[Records contained in a dataset]
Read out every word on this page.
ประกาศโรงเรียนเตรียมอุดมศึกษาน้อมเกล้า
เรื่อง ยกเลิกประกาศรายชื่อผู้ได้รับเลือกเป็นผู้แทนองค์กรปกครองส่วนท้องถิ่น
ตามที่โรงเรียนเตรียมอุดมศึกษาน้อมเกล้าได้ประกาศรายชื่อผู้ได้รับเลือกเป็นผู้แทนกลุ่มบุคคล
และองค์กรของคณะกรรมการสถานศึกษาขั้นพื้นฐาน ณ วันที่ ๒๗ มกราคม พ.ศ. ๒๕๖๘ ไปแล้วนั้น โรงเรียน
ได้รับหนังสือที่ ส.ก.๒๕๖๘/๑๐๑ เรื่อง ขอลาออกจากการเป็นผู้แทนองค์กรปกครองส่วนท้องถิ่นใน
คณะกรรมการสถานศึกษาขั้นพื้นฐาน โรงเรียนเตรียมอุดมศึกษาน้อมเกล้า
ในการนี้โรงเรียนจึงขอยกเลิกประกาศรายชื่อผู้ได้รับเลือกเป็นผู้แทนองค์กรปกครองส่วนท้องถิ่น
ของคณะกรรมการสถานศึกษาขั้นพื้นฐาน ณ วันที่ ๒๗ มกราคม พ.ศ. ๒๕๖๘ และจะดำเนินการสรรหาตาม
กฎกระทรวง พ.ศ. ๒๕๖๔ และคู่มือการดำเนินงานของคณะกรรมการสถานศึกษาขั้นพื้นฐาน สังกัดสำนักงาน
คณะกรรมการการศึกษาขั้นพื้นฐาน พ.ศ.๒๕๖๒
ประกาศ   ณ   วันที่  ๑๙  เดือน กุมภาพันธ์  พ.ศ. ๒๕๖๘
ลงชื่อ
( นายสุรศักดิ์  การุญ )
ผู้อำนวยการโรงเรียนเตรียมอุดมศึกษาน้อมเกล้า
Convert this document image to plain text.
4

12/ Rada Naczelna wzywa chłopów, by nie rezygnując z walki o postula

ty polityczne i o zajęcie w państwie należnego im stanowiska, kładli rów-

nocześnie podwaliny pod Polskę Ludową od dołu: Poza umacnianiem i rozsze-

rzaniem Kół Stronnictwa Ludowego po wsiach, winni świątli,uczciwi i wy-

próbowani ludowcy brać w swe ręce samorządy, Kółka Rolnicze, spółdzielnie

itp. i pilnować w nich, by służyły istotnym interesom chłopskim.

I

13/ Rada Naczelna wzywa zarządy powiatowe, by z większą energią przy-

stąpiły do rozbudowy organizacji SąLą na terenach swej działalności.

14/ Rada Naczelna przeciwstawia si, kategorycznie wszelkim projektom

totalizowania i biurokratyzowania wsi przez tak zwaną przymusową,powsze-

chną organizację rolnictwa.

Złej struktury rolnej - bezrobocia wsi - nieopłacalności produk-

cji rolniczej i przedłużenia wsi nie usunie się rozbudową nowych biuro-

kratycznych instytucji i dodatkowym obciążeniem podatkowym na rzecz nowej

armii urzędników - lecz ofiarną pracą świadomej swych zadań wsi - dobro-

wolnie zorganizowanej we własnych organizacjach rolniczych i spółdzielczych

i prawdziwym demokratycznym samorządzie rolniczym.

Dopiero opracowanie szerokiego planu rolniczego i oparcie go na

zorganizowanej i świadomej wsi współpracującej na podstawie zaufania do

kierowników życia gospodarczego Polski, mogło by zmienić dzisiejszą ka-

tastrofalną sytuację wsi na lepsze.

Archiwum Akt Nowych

■ **Description of the task**
Take the records above and return them exactly as written.

■ **Full output**
Read out every word on this page.
ประกาศโรงเรียนเตรียมอุดมศึกษาน้อมเกล้า
เรื่อง ยกเลิกประกาศรายชื่อผู้ได้รับเลือกเป็นผู้แทนองค์กรปกครองส่วนท้องถิ่น
ตามที่โรงเรียนเตรียมอุดมศึกษาน้อมเกล้าได้ประกาศรายชื่อผู้ได้รับเลือกเป็นผู้แทนกลุ่มบุคคล
และองค์กรของคณะกรรมการสถานศึกษาขั้นพื้นฐาน ณ วันที่ ๒๗ มกราคม พ.ศ. ๒๕๖๘ ไปแล้วนั้น โรงเรียน
ได้รับหนังสือที่ ส.ก.๒๕๖๘/๑๐๑ เรื่อง ขอลาออกจากการเป็นผู้แทนองค์กรปกครองส่วนท้องถิ่นใน
คณะกรรมการสถานศึกษาขั้นพื้นฐาน โรงเรียนเตรียมอุดมศึกษาน้อมเกล้า
ในการนี้โรงเรียนจึงขอยกเลิกประกาศรายชื่อผู้ได้รับเลือกเป็นผู้แทนองค์กรปกครองส่วนท้องถิ่น
ของคณะกรรมการสถานศึกษาขั้นพื้นฐาน ณ วันที่ ๒๗ มกราคม พ.ศ. ๒๕๖๘ และจะดำเนินการสรรหาตาม
กฎกระทรวง พ.ศ. ๒๕๖๔ และคู่มือการดำเนินงานของคณะกรรมการสถานศึกษาขั้นพื้นฐาน สังกัดสำนักงาน
คณะกรรมการการศึกษาขั้นพื้นฐาน พ.ศ.๒๕๖๒
ประกาศ   ณ   วันที่  ๑๙  เดือน กุมภาพันธ์  พ.ศ. ๒๕๖๘
ลงชื่อ
( นายสุรศักดิ์  การุญ )
ผู้อำนวยการโรงเรียนเตรียมอุดมศึกษาน้อมเกล้า
Convert this document image to plain text.
4

12/ Rada Naczelna wzywa chłopów, by nie rezygnując z walki o postula

ty polityczne i o zajęcie w państwie należnego im stanowiska, kładli rów-

nocześnie podwaliny pod Polskę Ludową od dołu: Poza umacnianiem i rozsze-

rzaniem Kół Stronnictwa Ludowego po wsiach, winni świątli,uczciwi i wy-

próbowani ludowcy brać w swe ręce samorządy, Kółka Rolnicze, spółdzielnie

itp. i pilnować w nich, by służyły istotnym interesom chłopskim.

I

13/ Rada Naczelna wzywa zarządy powiatowe, by z większą energią przy-

stąpiły do rozbudowy organizacji SąLą na terenach swej działalności.

14/ Rada Naczelna przeciwstawia si, kategorycznie wszelkim projektom

totalizowania i biurokratyzowania wsi przez tak zwaną przymusową,powsze-

chną organizację rolnictwa.

Złej struktury rolnej - bezrobocia wsi - nieopłacalności produk-

cji rolniczej i przedłużenia wsi nie usunie się rozbudową nowych biuro-

kratycznych instytucji i dodatkowym obciążeniem podatkowym na rzecz nowej

armii urzędników - lecz ofiarną pracą świadomej swych zadań wsi - dobro-

wolnie zorganizowanej we własnych organizacjach rolniczych i spółdzielczych

i prawdziwym demokratycznym samorządzie rolniczym.

Dopiero opracowanie szerokiego planu rolniczego i oparcie go na

zorganizowanej i świadomej wsi współpracującej na podstawie zaufania do

kierowników życia gospodarczego Polski, mogło by zmienić dzisiejszą ka-

tastrofalną sytuację wsi na lepsze.

Archiwum Akt Nowych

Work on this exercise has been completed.